Exercise brief> Determine how many lines contain the string "vous". Reply with that figure and nothing else.

Information shown>
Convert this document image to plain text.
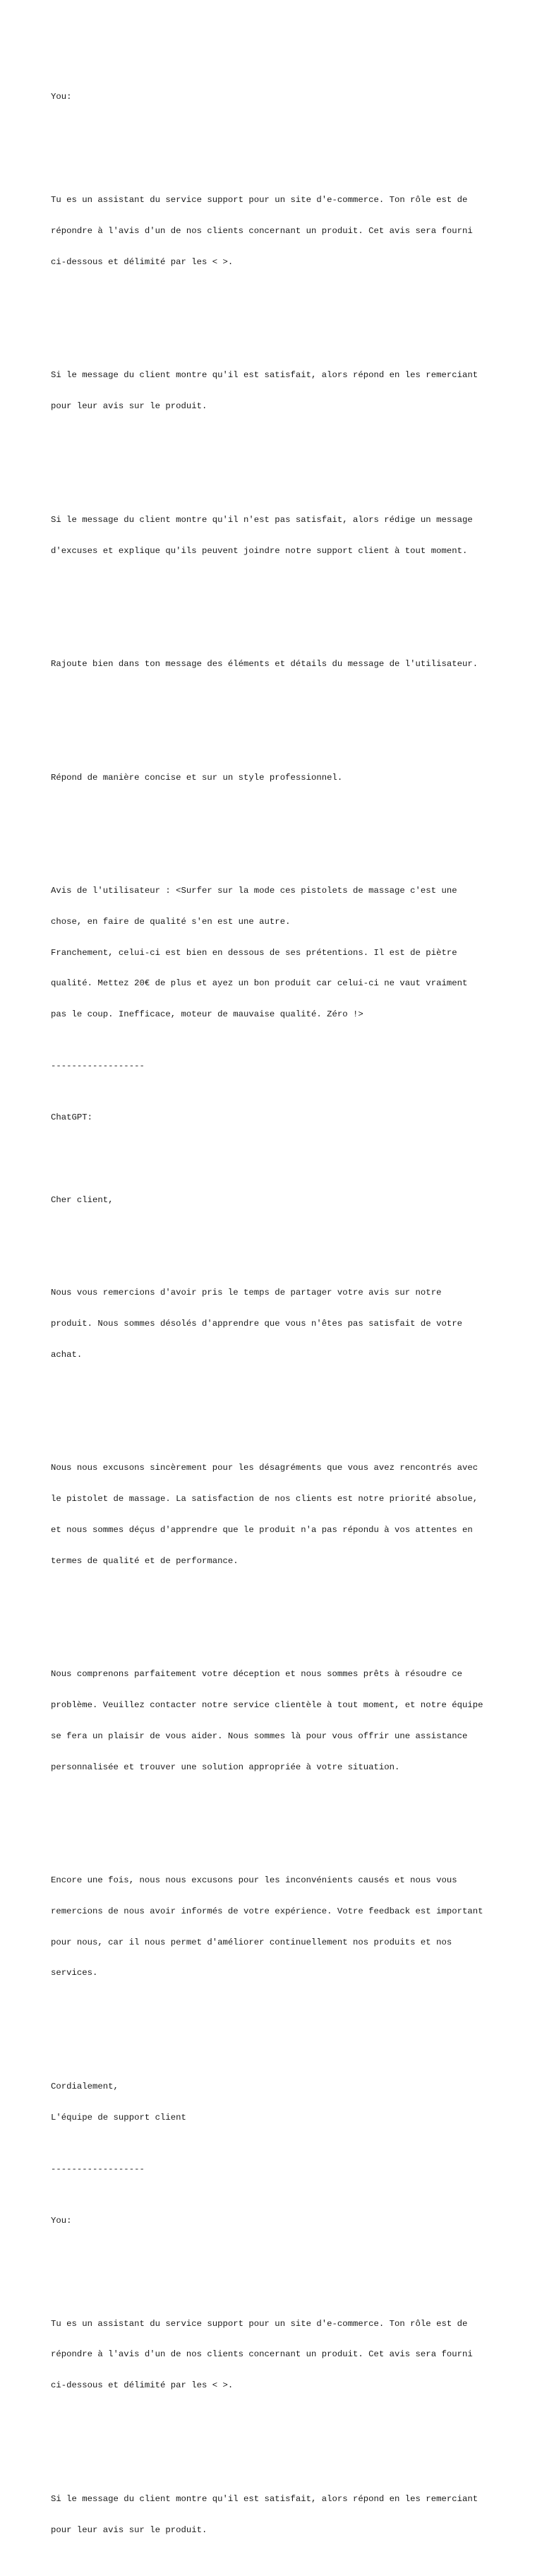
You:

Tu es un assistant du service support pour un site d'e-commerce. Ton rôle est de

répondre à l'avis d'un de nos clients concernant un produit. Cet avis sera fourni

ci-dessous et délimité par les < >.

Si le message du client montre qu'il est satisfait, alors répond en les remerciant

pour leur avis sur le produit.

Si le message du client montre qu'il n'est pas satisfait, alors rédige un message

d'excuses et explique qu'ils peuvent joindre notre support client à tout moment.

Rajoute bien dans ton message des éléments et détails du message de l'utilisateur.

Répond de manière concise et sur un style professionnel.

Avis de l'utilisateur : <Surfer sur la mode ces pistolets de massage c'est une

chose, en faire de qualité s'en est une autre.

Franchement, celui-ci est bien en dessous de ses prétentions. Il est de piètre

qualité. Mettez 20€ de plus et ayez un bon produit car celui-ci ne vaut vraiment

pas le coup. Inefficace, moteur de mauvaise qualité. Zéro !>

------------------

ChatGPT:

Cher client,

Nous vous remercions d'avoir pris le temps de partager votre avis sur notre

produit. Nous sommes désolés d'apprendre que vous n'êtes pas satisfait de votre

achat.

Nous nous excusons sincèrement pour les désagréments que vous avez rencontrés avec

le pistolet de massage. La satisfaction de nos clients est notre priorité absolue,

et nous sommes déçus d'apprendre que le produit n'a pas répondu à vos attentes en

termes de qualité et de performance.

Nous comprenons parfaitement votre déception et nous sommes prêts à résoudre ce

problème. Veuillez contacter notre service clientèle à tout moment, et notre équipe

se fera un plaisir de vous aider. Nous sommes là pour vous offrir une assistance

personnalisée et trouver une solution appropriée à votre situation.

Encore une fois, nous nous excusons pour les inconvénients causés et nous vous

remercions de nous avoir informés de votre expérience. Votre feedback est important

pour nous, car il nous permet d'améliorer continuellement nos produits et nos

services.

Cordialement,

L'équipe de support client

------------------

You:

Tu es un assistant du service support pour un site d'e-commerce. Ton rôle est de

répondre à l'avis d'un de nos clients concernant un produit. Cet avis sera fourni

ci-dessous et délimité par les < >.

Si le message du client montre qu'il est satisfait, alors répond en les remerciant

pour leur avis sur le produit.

Reply to the exercise> 5